Identify the lines containing the word "Dottor". Copy each one.

[Dataset entries]
══════════

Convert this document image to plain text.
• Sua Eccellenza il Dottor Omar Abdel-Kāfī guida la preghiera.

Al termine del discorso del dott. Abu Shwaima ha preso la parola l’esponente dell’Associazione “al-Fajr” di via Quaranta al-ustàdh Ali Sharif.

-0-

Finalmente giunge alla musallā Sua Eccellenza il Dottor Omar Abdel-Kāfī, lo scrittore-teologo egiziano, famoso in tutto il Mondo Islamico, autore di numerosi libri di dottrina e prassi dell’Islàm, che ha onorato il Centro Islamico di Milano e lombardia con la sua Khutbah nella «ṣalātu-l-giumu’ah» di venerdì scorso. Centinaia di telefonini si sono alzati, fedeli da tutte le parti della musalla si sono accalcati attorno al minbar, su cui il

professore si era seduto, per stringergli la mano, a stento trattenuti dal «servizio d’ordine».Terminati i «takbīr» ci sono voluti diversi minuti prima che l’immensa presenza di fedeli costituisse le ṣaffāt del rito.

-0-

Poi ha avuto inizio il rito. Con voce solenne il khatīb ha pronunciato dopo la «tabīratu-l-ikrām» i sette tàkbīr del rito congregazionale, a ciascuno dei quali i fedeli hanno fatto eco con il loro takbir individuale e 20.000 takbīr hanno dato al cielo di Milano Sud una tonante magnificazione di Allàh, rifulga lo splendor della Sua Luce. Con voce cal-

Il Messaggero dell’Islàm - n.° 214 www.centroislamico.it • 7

══════════

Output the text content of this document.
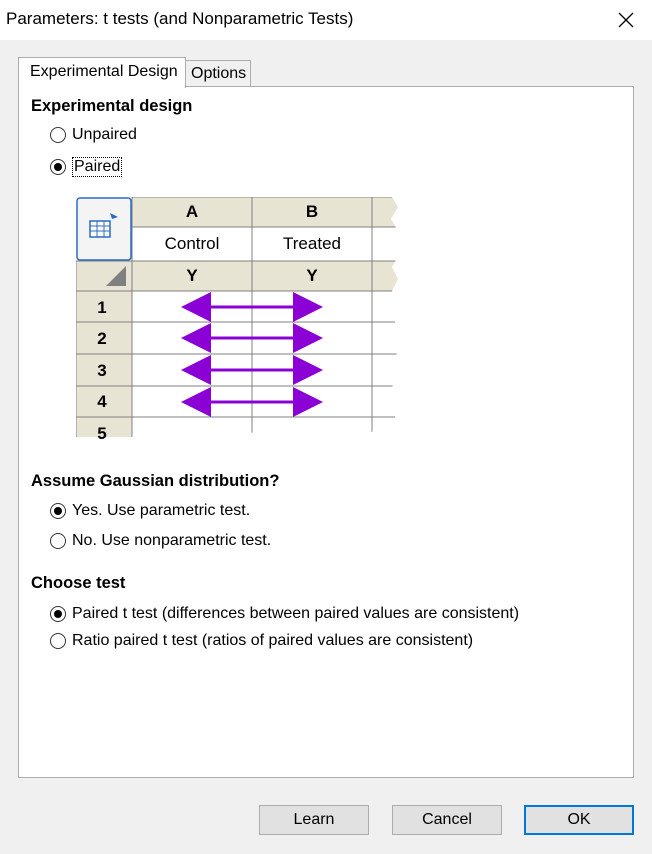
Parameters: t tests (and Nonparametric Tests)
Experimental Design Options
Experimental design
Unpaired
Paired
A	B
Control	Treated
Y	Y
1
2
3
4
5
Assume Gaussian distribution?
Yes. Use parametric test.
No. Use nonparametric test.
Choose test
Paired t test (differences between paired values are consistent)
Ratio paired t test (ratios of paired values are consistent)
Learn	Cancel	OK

══════════

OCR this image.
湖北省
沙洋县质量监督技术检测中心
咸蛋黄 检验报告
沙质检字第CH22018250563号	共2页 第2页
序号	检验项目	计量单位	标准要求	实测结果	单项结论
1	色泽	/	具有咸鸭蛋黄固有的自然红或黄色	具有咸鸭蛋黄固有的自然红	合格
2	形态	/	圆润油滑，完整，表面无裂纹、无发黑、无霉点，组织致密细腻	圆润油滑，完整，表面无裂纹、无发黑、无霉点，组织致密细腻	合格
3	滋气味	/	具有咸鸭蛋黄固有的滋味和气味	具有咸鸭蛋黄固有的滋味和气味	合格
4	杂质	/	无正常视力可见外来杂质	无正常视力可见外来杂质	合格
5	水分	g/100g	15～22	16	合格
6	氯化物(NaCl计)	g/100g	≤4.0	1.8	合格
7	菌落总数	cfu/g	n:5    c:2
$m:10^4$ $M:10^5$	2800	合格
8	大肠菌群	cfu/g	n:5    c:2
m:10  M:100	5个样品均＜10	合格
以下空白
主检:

══════════

FULL OUTPUT
• Sua Eccellenza il Dottor Omar Abdel-Kāfī guida la preghiera.
Finalmente giunge alla musallā Sua Eccellenza il Dottor Omar Abdel-Kāfī, lo scrittore-teologo egiziano, famoso in tutto il Mondo Islamico, autore di numerosi libri di dottrina e prassi dell’Islàm, che ha onorato il Centro Islamico di Milano e lombardia con la sua Khutbah nella «ṣalātu-l-giumu’ah» di venerdì scorso. Centinaia di telefonini si sono alzati, fedeli da tutte le parti della musalla si sono accalcati attorno al minbar, su cui il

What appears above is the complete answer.